ПОСТАВЛЕННЫЕ ЗАДАЧИ:
a) Что в тексте о русской общине названо необходимым предварительным условием для подъема русской общины на такую же ступень развития?
b) Подхватите текст о судьбе русской общины и продолжите его сразу после последнего предложения.

ТЕКСТ ДЛЯ ЧТЕНИЯ:
- - - -
Или, как формулировал мысль Чернышевского Маркс в одном письме, цитируемом ниже [См. настоящий том, стр. 447–449. Ред.]: «Должна ли Россия, как того хотят ее либеральные экономисты, начать с разрушения сельской общины, чтобы перейти к капиталистическому строю, или же, наоборот, она может, не испытав мук этого строя, завладеть всеми его плодами, развивая свои собственные исторические данные?»
Уже самая постановка вопроса показывает то направление, в котором нужно искать его разрешения. Русская община просуществовала сотни лет, и внутри нее ни разу не возникло стимула выработать из самой себя высшую форму общей собственности; точно так же обстояло дело с германской маркой, кельтским кланом, индийской и другими общинами с их первобытно-коммунистическими порядками. Все они с течением времени, под влиянием окружавшего их, а также и возникавшего внутри них и постепенно захватывавшего их товарного производства и обмена между отдельными семьями и отдельными лицами, все более и более утрачивали свой коммунистический характер и превращались в общины независимых друг от друга землевладельцев. Поэтому, если вообще можно ставить вопрос о том, не предстоит ли русской общине иная и лучшая судьба, то причина этого коренится не в ней самой, а единственно в том обстоятельстве, что в одной из европейских стран она сохранила относительную жизненную силу до такого времени, когда в Западной Европе не только товарное производство вообще, но даже его высшая и последняя форма — капиталистическое производство пришло в противоречие с созданными им самим производительными силами, когда оно оказывается неспособным управлять долее этими силами и когда оно гибнет от этих внутренних противоречий и обусловленных ими классовых конфликтов. Уже из этого вытекает, что инициатива подобного преобразования русской общины может исходить исключительно лишь от промышленного пролетариата Запада, а не от самой общины. Победа западноевропейского пролетариата над буржуазией и связанная с этим замена капиталистического производства общественно управляемым производством, — вот необходимое предварительное условие для подъема русской общины на такую же ступень развития.
- - - -
ВЫДЕРЖКА ИЗ ДАННЫХ:
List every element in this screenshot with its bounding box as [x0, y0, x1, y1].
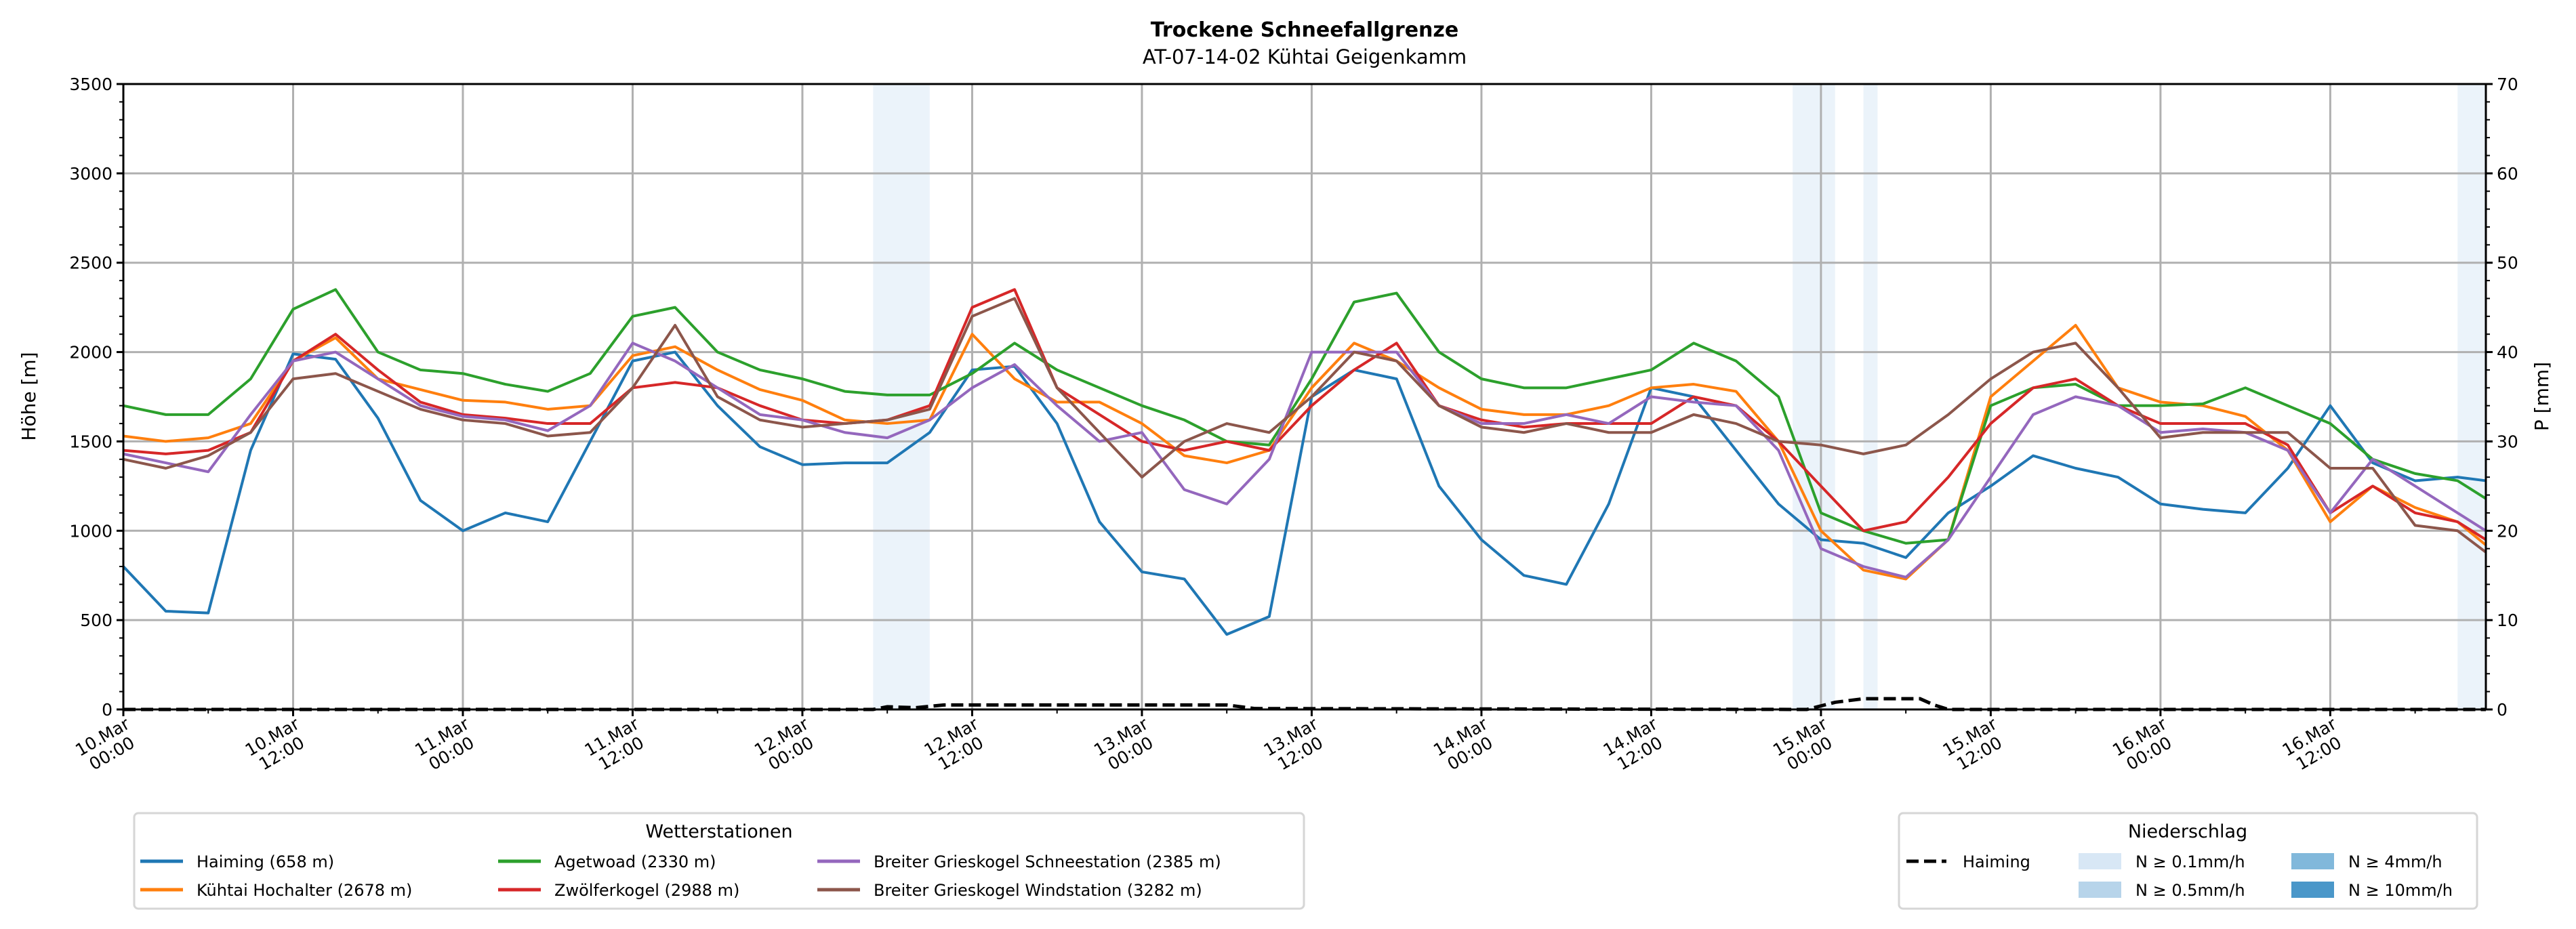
- - - -
ОТВЕТЫ ПО ЗАДАНИЯМ:
a) Победа западноевропейского пролетариата над буржуазией и связанная с этим замена капиталистического производства общественно управляемым производством.

b)
В самом деле: нигде и никогда аграрный коммунизм, сохранившийся от родового строя, не порождал из самого себя ничего иного, кроме собственного разложения. Сама русская крестьянская община уже в 1861 г. представляла собой сравнительно ослабленную форму этого коммунизма; совместная обработка земли, существующая еще в отдельных местностях Индии и в южнославянской домашней общине (задруге), вероятной родоначальнице русской общины, должна была уступить место ведению хозяйства отдельными семьями; общинная собственность проявлялась еще только в повторяющихся переделах земли, производившихся в различных местностях через самые различные промежутки, времени. Стоит этим переделам прекратиться самим по себе или в результате особого постановления, — и перед нами деревня парцелльных крестьян.
Но один тот факт, что, существуя бок о бок с русской крестьянской общиной, капиталистическое производство в Западной Европе приближается в то же время к моменту своей гибели и в нем самом уже имеется зародыш новой формы производства, при которой средства производства в качестве общественной собственности будут применяться в плановом порядке, — один этот факт не может вдохнуть в русскую общину силу, дающую ей возможность развить из самой себя эту новую общественную форму. Каким образом община может освоить гигантские производительные силы капиталистического общества в качестве общественной собственности и общественного орудия, прежде чем само капиталистическое общество совершит эту революцию? Каким образом может русская община показать миру, как вести крупную промышленность на общественных началах, когда она разучилась уже обрабатывать на общественных началах свои собственные земли?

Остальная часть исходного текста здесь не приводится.